- [Exercise requirements] Hunt for the word "contenido" across the entries below, copying each line that holds it.

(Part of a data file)
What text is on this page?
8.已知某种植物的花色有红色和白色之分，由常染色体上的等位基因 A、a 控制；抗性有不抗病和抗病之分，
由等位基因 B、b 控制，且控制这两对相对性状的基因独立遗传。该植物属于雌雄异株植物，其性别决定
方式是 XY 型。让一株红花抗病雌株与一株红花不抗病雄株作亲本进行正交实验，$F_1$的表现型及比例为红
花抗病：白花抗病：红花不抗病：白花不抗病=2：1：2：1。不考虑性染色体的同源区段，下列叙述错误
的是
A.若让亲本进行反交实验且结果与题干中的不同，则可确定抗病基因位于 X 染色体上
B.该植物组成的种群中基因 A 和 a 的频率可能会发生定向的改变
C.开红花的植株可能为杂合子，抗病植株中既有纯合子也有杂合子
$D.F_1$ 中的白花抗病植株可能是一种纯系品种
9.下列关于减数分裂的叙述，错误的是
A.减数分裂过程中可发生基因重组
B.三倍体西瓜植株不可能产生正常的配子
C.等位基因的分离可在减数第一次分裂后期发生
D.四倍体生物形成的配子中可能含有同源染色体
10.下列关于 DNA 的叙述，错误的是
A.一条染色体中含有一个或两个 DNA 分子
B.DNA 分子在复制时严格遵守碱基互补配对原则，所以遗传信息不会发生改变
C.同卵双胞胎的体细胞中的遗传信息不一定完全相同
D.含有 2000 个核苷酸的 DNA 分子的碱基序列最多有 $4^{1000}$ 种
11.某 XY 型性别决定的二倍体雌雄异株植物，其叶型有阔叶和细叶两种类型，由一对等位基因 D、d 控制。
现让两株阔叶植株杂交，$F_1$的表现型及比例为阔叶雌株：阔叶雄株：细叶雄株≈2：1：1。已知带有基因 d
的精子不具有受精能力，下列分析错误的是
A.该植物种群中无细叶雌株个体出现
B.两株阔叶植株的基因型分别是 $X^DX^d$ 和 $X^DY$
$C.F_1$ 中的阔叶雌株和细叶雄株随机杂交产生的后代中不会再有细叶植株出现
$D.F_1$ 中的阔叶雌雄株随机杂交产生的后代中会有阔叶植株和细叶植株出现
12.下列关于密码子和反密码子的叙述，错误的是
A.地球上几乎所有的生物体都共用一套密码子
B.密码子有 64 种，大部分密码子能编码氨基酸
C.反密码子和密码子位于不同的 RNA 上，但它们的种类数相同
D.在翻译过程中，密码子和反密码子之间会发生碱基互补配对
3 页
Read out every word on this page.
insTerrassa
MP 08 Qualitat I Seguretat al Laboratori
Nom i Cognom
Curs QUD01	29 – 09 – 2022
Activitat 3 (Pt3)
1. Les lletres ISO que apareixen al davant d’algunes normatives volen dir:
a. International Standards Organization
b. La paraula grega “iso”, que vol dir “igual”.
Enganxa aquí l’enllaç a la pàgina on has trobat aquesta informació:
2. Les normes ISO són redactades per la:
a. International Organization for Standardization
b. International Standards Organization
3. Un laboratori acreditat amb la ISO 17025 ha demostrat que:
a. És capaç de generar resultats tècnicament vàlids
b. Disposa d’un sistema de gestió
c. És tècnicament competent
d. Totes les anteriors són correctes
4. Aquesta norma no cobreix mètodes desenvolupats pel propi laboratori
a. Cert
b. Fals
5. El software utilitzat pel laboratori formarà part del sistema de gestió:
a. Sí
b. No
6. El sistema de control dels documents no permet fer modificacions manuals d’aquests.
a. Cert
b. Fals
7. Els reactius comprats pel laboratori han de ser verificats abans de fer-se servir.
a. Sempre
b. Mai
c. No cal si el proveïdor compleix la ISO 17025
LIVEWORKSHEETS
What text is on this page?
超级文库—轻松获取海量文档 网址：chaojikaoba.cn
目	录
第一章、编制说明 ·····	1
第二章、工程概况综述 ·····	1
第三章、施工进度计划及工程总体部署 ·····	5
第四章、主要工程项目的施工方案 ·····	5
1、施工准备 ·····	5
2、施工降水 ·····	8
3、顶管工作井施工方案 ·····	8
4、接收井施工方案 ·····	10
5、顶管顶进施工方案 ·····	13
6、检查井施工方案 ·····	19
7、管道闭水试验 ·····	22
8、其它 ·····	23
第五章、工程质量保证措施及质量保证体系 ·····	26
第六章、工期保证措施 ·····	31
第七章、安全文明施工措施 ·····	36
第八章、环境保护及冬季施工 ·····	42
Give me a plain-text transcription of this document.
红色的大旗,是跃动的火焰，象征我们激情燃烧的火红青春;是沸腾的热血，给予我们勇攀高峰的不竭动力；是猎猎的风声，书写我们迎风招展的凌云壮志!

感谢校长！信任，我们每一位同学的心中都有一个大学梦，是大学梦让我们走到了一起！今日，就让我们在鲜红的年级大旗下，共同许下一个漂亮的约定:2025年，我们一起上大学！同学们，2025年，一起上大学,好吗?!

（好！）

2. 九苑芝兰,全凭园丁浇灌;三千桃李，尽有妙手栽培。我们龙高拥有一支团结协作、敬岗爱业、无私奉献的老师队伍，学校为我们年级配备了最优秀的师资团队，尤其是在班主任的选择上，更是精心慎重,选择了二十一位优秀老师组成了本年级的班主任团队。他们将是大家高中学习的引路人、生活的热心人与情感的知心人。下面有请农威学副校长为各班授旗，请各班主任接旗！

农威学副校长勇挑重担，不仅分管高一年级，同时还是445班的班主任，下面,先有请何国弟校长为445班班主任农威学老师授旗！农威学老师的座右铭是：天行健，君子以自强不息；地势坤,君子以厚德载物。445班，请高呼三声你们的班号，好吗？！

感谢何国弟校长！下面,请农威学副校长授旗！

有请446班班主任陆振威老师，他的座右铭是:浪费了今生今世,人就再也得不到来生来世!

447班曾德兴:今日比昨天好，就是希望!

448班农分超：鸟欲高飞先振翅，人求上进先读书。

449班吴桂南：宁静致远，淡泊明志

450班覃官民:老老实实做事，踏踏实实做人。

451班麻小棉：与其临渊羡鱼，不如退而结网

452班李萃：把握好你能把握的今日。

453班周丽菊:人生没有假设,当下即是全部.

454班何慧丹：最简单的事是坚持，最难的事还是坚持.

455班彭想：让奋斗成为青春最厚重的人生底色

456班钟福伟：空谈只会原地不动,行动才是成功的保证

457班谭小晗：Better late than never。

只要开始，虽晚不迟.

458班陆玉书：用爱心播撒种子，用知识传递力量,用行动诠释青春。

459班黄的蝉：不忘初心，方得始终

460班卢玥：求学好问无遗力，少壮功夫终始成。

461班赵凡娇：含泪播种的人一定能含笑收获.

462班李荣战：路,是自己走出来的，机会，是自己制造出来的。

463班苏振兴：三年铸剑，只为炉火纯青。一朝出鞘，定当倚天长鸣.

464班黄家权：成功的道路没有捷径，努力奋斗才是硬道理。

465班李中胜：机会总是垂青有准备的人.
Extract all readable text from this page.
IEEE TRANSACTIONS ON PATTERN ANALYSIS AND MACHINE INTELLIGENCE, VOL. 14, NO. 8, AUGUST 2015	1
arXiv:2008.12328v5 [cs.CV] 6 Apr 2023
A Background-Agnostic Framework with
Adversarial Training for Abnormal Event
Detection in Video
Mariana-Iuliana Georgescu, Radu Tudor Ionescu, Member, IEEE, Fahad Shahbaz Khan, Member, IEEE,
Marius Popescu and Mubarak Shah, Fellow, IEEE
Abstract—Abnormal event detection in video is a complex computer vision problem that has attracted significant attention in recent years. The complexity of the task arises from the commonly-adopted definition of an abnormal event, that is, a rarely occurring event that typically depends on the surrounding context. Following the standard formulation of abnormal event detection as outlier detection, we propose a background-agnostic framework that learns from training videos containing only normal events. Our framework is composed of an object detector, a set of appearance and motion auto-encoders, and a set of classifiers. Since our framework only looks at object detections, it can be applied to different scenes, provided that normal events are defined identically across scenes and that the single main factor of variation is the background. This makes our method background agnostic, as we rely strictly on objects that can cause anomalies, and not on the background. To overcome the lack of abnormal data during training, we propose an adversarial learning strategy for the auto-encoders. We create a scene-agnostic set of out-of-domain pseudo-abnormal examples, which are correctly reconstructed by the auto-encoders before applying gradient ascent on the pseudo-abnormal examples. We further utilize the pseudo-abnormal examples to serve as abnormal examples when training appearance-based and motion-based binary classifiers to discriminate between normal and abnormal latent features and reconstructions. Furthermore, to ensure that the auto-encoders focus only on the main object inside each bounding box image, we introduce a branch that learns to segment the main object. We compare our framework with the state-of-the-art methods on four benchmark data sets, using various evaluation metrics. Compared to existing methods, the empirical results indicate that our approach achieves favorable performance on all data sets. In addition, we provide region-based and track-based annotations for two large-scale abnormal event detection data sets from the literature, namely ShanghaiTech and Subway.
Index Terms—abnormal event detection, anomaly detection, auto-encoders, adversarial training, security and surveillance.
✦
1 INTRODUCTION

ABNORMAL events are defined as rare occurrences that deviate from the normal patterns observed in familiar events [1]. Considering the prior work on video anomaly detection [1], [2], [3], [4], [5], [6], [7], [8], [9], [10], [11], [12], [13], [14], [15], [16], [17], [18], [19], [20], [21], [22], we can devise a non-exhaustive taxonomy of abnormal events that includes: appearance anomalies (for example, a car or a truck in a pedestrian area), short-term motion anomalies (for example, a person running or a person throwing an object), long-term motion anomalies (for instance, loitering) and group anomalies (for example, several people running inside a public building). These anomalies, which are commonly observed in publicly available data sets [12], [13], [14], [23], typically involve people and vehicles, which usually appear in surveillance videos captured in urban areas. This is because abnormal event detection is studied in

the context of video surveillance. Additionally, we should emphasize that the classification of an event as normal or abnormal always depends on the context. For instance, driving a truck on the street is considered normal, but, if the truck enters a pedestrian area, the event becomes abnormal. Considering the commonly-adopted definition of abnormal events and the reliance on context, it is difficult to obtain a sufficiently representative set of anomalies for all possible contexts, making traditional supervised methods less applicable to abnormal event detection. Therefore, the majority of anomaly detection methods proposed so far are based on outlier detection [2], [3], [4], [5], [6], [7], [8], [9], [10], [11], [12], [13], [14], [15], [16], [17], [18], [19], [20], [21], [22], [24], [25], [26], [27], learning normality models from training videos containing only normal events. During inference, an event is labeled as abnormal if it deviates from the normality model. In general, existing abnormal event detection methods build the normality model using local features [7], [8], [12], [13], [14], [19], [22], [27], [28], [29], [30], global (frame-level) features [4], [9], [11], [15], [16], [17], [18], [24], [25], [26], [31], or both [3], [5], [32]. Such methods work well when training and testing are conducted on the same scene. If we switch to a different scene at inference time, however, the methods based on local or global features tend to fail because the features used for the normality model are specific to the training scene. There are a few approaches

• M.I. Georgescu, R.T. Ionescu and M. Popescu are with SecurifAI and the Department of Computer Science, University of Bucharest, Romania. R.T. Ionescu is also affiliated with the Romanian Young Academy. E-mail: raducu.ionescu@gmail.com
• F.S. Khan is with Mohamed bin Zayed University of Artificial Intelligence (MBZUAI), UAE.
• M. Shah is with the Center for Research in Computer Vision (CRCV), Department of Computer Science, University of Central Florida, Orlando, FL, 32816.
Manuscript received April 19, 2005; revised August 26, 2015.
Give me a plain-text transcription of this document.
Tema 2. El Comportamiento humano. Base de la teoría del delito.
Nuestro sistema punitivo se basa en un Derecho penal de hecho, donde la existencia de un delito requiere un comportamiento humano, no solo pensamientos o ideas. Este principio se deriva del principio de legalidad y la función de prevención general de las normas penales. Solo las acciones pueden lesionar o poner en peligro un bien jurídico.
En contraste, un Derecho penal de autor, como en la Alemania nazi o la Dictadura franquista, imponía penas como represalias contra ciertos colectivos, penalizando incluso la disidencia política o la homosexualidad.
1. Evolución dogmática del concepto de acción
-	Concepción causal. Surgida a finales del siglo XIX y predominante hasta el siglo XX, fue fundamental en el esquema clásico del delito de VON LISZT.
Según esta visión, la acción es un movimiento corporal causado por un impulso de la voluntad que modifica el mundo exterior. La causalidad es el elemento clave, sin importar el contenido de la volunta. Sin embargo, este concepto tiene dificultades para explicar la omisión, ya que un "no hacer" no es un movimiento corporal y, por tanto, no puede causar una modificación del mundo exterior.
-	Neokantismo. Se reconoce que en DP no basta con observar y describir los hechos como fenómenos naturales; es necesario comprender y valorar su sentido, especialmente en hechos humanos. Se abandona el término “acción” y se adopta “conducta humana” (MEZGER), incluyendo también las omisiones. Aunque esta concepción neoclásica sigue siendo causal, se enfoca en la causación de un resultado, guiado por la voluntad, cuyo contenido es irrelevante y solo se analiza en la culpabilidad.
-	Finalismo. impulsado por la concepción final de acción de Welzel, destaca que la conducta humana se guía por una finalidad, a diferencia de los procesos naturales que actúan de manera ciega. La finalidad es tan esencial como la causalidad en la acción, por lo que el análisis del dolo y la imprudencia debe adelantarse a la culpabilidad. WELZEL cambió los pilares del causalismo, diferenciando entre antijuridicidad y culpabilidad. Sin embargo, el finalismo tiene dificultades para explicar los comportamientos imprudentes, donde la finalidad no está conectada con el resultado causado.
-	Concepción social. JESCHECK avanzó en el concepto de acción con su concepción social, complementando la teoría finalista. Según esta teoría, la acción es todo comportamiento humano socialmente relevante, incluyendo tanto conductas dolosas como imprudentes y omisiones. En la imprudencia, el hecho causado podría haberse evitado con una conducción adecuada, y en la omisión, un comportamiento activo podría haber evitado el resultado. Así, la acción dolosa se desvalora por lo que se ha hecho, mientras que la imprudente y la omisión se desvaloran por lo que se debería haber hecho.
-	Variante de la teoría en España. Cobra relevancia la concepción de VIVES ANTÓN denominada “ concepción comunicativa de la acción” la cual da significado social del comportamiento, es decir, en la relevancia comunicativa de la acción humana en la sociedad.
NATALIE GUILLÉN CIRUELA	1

- [Output]
Según esta visión, la acción es un movimiento corporal causado por un impulso de la voluntad que modifica el mundo exterior. La causalidad es el elemento clave, sin importar el contenido de la volunta. Sin embargo, este concepto tiene dificultades para explicar la omisión, ya que un "no hacer" no es un movimiento corporal y, por tanto, no puede causar una modificación del mundo exterior.
-	Neokantismo. Se reconoce que en DP no basta con observar y describir los hechos como fenómenos naturales; es necesario comprender y valorar su sentido, especialmente en hechos humanos. Se abandona el término “acción” y se adopta “conducta humana” (MEZGER), incluyendo también las omisiones. Aunque esta concepción neoclásica sigue siendo causal, se enfoca en la causación de un resultado, guiado por la voluntad, cuyo contenido es irrelevante y solo se analiza en la culpabilidad.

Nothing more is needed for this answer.